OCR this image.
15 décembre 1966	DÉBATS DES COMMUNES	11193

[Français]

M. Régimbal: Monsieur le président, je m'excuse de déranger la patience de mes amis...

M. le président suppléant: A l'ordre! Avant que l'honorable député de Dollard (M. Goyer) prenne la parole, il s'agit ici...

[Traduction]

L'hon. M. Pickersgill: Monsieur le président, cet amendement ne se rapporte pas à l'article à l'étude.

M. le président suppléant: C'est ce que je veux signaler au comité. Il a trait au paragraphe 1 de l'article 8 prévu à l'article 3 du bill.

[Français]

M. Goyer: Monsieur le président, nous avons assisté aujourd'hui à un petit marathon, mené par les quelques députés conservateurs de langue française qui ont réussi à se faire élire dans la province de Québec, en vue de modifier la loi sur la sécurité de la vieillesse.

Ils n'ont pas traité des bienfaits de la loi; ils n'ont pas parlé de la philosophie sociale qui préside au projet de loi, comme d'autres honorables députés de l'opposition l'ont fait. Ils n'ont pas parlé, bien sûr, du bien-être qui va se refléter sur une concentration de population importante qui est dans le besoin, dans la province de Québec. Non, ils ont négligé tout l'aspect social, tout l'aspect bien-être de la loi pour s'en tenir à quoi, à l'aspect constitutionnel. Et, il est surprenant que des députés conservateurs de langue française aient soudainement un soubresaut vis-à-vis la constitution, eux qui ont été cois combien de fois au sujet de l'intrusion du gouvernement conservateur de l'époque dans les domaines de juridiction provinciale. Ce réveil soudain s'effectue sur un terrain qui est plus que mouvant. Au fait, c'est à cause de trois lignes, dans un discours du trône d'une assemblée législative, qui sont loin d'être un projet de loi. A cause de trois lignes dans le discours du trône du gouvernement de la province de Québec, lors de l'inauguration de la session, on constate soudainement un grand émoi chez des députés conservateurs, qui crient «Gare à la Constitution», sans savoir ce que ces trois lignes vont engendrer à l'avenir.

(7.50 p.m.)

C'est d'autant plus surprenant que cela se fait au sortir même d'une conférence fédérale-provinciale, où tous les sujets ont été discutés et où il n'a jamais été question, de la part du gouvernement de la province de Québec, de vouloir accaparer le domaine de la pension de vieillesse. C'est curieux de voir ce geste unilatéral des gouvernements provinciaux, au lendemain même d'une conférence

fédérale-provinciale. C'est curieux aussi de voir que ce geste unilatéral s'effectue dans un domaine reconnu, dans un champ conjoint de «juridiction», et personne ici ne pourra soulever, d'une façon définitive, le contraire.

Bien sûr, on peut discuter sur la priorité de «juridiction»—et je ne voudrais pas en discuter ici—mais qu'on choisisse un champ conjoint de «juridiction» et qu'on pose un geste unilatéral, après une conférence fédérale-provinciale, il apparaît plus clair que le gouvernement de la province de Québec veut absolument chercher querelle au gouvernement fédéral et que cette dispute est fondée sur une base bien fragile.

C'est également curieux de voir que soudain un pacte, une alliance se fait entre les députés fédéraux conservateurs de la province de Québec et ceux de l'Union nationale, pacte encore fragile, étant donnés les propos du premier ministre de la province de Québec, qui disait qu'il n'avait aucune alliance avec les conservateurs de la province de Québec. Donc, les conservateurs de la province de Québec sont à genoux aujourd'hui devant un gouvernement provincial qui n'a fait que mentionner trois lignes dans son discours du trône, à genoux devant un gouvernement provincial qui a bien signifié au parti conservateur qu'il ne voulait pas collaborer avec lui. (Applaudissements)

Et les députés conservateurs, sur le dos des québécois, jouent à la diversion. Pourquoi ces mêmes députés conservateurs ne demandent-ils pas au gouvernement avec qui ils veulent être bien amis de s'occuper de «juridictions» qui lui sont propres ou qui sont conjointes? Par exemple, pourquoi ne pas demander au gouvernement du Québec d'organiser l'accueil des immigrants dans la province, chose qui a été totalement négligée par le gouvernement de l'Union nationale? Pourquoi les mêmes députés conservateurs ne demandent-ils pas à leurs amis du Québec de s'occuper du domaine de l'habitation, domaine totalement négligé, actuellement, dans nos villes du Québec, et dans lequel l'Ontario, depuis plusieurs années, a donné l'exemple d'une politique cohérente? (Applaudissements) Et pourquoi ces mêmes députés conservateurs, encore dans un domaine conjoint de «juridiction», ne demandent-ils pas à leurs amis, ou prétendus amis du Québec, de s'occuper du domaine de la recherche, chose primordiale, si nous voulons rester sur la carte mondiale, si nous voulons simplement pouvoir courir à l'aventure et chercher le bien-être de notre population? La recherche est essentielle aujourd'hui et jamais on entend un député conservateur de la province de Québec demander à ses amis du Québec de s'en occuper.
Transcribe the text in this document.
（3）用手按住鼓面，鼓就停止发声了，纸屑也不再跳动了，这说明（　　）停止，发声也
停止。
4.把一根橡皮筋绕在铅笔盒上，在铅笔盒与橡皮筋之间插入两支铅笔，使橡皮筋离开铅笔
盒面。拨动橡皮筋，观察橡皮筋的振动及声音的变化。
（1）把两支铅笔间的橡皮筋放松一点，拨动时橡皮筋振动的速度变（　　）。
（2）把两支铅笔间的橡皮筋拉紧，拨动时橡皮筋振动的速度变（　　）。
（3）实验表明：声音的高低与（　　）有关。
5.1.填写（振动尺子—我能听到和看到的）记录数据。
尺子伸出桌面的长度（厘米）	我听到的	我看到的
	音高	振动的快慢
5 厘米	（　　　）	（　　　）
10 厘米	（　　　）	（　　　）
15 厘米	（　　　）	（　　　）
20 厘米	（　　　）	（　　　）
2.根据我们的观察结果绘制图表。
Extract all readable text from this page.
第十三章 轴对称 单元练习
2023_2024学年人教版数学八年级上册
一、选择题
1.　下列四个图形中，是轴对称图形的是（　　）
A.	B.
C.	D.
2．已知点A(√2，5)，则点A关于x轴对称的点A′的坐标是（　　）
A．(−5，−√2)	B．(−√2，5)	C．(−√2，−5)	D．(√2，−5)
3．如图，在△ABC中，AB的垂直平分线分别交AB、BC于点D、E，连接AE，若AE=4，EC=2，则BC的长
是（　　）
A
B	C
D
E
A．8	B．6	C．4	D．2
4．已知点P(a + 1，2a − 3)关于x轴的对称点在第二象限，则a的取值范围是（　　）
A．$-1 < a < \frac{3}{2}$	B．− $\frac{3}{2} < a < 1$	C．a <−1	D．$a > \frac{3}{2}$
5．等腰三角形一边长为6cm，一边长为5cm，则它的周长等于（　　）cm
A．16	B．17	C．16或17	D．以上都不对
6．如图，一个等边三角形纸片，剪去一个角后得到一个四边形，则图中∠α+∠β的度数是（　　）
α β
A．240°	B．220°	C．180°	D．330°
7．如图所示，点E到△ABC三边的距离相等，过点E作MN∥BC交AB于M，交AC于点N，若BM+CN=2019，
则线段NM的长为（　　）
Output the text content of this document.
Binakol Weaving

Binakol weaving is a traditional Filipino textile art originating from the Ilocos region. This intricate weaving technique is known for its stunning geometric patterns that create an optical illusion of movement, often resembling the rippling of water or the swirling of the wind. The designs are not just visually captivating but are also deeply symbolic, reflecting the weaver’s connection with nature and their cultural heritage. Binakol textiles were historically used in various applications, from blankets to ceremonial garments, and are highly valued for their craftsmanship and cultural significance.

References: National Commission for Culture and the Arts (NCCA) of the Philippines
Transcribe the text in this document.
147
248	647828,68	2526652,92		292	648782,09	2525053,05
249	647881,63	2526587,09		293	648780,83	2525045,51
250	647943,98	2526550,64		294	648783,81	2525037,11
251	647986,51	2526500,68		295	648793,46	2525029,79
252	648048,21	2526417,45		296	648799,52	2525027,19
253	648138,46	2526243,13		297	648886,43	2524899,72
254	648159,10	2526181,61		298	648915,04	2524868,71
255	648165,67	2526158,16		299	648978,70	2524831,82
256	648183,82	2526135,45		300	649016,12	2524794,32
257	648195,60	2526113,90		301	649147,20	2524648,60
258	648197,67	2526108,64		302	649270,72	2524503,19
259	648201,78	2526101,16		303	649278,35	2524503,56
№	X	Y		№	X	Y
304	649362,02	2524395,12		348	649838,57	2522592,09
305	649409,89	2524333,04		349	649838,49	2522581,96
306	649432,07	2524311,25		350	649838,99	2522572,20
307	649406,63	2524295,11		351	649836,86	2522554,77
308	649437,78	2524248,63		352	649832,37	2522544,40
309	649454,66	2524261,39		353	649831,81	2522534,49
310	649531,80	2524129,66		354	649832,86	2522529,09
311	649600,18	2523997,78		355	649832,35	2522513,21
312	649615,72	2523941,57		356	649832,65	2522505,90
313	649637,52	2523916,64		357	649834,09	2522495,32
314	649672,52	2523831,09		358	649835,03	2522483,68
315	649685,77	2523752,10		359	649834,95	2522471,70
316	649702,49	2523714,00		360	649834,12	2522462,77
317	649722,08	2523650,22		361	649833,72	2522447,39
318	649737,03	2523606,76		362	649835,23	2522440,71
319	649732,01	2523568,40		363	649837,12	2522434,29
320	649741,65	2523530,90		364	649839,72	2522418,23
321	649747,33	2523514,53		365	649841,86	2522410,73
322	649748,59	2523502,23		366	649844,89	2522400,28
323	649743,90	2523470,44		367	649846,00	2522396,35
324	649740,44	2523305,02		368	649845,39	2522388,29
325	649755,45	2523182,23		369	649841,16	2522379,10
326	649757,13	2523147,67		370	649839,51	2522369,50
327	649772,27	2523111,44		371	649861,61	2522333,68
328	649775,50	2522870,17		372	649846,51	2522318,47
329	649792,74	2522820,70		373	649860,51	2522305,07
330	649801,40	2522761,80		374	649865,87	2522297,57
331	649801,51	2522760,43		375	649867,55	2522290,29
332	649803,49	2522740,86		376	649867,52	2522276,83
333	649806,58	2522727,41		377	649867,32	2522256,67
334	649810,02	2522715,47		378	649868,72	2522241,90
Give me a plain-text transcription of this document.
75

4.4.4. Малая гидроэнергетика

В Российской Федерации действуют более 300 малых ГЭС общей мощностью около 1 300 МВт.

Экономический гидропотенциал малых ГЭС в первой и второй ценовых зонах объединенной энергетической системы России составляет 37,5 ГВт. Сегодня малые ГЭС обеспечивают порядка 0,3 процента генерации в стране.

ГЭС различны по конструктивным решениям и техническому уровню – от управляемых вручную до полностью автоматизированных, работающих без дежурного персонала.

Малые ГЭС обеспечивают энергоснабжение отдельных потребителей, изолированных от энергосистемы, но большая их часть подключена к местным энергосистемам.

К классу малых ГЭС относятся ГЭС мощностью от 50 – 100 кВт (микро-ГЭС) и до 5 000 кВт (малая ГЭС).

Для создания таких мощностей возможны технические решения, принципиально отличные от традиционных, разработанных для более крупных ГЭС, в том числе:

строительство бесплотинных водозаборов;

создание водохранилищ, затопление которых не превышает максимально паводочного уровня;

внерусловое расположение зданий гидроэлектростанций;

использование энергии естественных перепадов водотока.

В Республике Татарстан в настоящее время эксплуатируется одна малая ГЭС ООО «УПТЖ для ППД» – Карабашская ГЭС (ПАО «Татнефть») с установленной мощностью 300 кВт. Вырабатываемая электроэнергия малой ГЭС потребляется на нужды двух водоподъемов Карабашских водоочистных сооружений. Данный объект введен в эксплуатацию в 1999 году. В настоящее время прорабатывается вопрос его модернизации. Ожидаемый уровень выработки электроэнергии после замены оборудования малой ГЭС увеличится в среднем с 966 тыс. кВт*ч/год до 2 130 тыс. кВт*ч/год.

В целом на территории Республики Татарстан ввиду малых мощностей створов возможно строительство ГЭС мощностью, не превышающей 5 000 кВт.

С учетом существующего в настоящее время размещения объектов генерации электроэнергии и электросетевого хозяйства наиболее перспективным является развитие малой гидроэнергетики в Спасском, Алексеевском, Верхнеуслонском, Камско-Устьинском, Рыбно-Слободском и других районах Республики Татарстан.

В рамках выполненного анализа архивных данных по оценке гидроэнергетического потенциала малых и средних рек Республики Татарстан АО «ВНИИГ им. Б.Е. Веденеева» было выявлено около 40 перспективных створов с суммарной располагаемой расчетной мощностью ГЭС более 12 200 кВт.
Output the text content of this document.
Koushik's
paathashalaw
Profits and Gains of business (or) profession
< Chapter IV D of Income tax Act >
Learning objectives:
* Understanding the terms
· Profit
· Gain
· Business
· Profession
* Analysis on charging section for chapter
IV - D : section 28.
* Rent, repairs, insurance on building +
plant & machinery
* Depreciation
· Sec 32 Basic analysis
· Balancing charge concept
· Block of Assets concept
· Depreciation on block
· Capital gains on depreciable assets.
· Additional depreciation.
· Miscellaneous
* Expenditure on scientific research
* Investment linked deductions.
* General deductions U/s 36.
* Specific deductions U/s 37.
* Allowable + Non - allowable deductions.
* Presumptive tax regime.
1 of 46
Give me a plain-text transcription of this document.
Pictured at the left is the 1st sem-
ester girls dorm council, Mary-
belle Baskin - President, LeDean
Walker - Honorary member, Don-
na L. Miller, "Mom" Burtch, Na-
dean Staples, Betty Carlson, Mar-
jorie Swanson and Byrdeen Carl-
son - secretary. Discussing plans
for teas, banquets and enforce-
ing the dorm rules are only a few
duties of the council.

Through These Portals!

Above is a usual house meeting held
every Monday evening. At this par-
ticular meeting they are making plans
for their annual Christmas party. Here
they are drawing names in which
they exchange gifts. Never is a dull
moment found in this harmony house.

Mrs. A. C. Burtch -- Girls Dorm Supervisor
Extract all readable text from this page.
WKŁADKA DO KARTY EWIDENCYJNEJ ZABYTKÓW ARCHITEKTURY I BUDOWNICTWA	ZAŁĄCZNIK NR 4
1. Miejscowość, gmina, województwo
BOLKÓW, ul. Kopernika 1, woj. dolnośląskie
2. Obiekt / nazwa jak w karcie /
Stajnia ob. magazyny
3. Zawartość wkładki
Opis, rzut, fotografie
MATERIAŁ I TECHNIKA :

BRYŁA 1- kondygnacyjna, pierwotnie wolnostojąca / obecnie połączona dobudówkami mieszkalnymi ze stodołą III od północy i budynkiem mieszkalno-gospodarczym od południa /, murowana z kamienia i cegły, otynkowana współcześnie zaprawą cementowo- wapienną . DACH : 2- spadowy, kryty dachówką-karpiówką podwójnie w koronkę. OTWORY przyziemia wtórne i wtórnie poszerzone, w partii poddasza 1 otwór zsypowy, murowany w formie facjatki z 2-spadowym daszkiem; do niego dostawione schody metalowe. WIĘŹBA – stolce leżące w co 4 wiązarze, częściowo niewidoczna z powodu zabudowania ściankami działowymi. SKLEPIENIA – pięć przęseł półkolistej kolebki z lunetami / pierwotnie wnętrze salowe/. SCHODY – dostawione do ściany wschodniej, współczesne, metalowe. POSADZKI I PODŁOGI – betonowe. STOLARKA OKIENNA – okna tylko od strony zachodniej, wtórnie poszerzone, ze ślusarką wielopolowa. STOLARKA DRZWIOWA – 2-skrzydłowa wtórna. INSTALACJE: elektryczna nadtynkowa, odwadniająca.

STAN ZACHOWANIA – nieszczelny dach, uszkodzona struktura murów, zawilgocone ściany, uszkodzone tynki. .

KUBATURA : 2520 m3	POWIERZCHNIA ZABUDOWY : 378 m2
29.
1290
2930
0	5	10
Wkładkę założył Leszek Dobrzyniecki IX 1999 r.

::::

Written exercise – Copy all lines from the material that include "langue".

Exercise answer –
M. Goyer: Monsieur le président, nous avons assisté aujourd'hui à un petit marathon, mené par les quelques députés conservateurs de langue française qui ont réussi à se faire élire dans la province de Québec, en vue de modifier la loi sur la sécurité de la vieillesse.
Ils n'ont pas traité des bienfaits de la loi; ils n'ont pas parlé de la philosophie sociale qui préside au projet de loi, comme d'autres honorables députés de l'opposition l'ont fait. Ils n'ont pas parlé, bien sûr, du bien-être qui va se refléter sur une concentration de population importante qui est dans le besoin, dans la province de Québec. Non, ils ont négligé tout l'aspect social, tout l'aspect bien-être de la loi pour s'en tenir à quoi, à l'aspect constitutionnel. Et, il est surprenant que des députés conservateurs de langue française aient soudainement un soubresaut vis-à-vis la constitution, eux qui ont été cois combien de fois au sujet de l'intrusion du gouvernement conservateur de l'époque dans les domaines de juridiction provinciale. Ce réveil soudain s'effectue sur un terrain qui est plus que mouvant. Au fait, c'est à cause de trois lignes, dans un discours du trône d'une assemblée législative, qui sont loin d'être un projet de loi. A cause de trois lignes dans le discours du trône du gouvernement de la province de Québec, lors de l'inauguration de la session, on constate soudainement un grand émoi chez des députés conservateurs, qui crient «Gare à la Constitution», sans savoir ce que ces trois lignes vont engendrer à l'avenir.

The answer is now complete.